> **Problem description**:
From top to bottom, return the records that follow exactly.

BEGIN Data in this exercise

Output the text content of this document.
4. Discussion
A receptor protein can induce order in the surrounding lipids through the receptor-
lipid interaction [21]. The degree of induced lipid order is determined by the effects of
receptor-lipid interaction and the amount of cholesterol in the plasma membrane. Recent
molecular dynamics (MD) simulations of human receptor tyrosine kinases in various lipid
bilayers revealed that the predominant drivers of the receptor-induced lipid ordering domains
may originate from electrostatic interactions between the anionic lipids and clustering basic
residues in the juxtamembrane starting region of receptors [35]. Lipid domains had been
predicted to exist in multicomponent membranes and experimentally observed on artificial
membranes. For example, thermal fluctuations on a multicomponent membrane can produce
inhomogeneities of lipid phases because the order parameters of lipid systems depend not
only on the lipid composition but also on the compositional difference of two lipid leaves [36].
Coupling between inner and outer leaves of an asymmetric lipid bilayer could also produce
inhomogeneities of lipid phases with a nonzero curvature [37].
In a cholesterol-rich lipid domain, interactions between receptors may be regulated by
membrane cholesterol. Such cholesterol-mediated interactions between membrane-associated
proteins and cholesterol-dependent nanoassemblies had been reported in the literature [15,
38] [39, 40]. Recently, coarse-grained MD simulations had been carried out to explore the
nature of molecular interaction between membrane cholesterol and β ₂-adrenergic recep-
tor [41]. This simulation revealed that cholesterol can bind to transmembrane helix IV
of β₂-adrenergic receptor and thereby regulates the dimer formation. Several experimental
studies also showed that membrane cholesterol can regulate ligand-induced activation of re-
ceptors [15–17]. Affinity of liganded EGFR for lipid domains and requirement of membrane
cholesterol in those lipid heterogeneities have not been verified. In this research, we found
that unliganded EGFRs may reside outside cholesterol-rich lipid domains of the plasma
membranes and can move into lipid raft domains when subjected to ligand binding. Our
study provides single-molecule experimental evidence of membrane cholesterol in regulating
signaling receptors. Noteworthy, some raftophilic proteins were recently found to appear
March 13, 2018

END Data in this exercise

> **Solved exercise**:
Output the text content of this document.
4. Discussion
A receptor protein can induce order in the surrounding lipids through the receptor-
lipid interaction [21]. The degree of induced lipid order is determined by the effects of
receptor-lipid interaction and the amount of cholesterol in the plasma membrane. Recent
molecular dynamics (MD) simulations of human receptor tyrosine kinases in various lipid
bilayers revealed that the predominant drivers of the receptor-induced lipid ordering domains
may originate from electrostatic interactions between the anionic lipids and clustering basic
residues in the juxtamembrane starting region of receptors [35]. Lipid domains had been
predicted to exist in multicomponent membranes and experimentally observed on artificial
membranes. For example, thermal fluctuations on a multicomponent membrane can produce
inhomogeneities of lipid phases because the order parameters of lipid systems depend not
only on the lipid composition but also on the compositional difference of two lipid leaves [36].
Coupling between inner and outer leaves of an asymmetric lipid bilayer could also produce
inhomogeneities of lipid phases with a nonzero curvature [37].
In a cholesterol-rich lipid domain, interactions between receptors may be regulated by
membrane cholesterol. Such cholesterol-mediated interactions between membrane-associated
proteins and cholesterol-dependent nanoassemblies had been reported in the literature [15,
38] [39, 40]. Recently, coarse-grained MD simulations had been carried out to explore the
nature of molecular interaction between membrane cholesterol and β ₂-adrenergic recep-
tor [41]. This simulation revealed that cholesterol can bind to transmembrane helix IV
of β₂-adrenergic receptor and thereby regulates the dimer formation. Several experimental
studies also showed that membrane cholesterol can regulate ligand-induced activation of re-
ceptors [15–17]. Affinity of liganded EGFR for lipid domains and requirement of membrane
cholesterol in those lipid heterogeneities have not been verified. In this research, we found
that unliganded EGFRs may reside outside cholesterol-rich lipid domains of the plasma
membranes and can move into lipid raft domains when subjected to ligand binding. Our
study provides single-molecule experimental evidence of membrane cholesterol in regulating
signaling receptors. Noteworthy, some raftophilic proteins were recently found to appear
March 13, 2018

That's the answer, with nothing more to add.